Page image transcription data:

⁂

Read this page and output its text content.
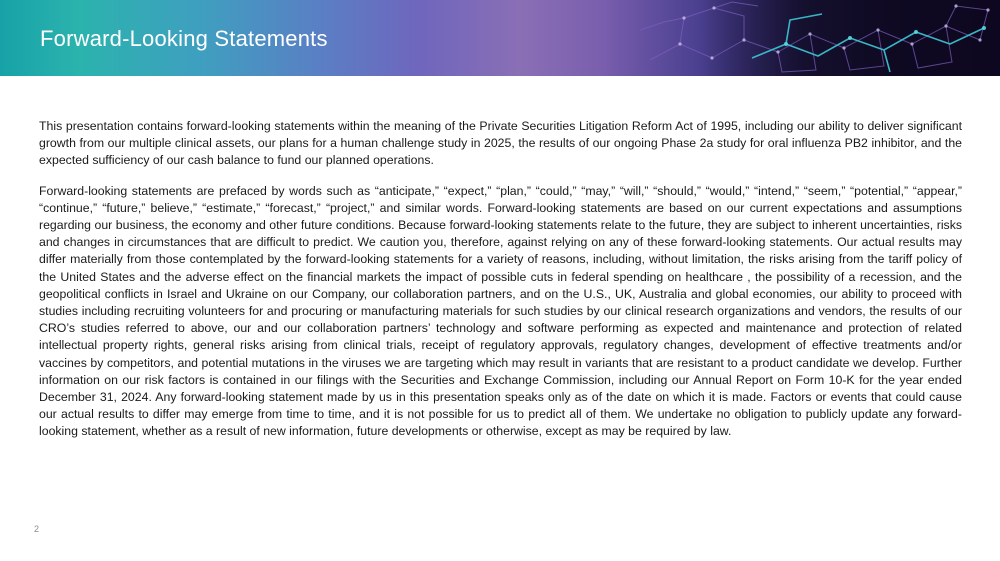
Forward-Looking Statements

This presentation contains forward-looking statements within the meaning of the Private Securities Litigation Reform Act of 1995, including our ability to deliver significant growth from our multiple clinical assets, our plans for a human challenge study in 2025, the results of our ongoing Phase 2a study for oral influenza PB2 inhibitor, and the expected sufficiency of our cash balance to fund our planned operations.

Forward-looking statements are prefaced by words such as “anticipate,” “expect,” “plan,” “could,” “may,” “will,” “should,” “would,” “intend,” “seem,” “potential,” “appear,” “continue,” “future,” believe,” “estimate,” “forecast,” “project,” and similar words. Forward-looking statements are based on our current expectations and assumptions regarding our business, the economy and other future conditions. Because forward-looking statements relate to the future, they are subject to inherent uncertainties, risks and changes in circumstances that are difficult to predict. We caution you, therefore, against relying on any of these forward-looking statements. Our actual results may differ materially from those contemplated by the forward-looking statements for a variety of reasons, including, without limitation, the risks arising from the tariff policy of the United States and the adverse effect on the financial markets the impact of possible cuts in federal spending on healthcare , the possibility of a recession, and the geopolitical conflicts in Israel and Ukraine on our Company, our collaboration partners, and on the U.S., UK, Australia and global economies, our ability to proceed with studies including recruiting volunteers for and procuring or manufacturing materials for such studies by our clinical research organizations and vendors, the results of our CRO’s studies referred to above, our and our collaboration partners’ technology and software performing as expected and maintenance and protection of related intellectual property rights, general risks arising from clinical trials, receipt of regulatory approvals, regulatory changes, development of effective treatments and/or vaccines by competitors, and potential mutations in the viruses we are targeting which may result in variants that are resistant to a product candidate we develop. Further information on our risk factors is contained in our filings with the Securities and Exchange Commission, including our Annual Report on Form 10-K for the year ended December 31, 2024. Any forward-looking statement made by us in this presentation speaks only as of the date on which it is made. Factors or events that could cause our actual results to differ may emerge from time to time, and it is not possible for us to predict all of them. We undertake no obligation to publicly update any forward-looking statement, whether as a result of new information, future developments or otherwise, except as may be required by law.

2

⁂

DIRECTIONS FOR THIS TASK
Output the data above in full. Skip every picture.

ANSWER SPACE
Read this page and output its text content.
Forward-Looking Statements

This presentation contains forward-looking statements within the meaning of the Private Securities Litigation Reform Act of 1995, including our ability to deliver significant growth from our multiple clinical assets, our plans for a human challenge study in 2025, the results of our ongoing Phase 2a study for oral influenza PB2 inhibitor, and the expected sufficiency of our cash balance to fund our planned operations.

Forward-looking statements are prefaced by words such as “anticipate,” “expect,” “plan,” “could,” “may,” “will,” “should,” “would,” “intend,” “seem,” “potential,” “appear,” “continue,” “future,” believe,” “estimate,” “forecast,” “project,” and similar words. Forward-looking statements are based on our current expectations and assumptions regarding our business, the economy and other future conditions. Because forward-looking statements relate to the future, they are subject to inherent uncertainties, risks and changes in circumstances that are difficult to predict. We caution you, therefore, against relying on any of these forward-looking statements. Our actual results may differ materially from those contemplated by the forward-looking statements for a variety of reasons, including, without limitation, the risks arising from the tariff policy of the United States and the adverse effect on the financial markets the impact of possible cuts in federal spending on healthcare , the possibility of a recession, and the geopolitical conflicts in Israel and Ukraine on our Company, our collaboration partners, and on the U.S., UK, Australia and global economies, our ability to proceed with studies including recruiting volunteers for and procuring or manufacturing materials for such studies by our clinical research organizations and vendors, the results of our CRO’s studies referred to above, our and our collaboration partners’ technology and software performing as expected and maintenance and protection of related intellectual property rights, general risks arising from clinical trials, receipt of regulatory approvals, regulatory changes, development of effective treatments and/or vaccines by competitors, and potential mutations in the viruses we are targeting which may result in variants that are resistant to a product candidate we develop. Further information on our risk factors is contained in our filings with the Securities and Exchange Commission, including our Annual Report on Form 10-K for the year ended December 31, 2024. Any forward-looking statement made by us in this presentation speaks only as of the date on which it is made. Factors or events that could cause our actual results to differ may emerge from time to time, and it is not possible for us to predict all of them. We undertake no obligation to publicly update any forward-looking statement, whether as a result of new information, future developments or otherwise, except as may be required by law.

2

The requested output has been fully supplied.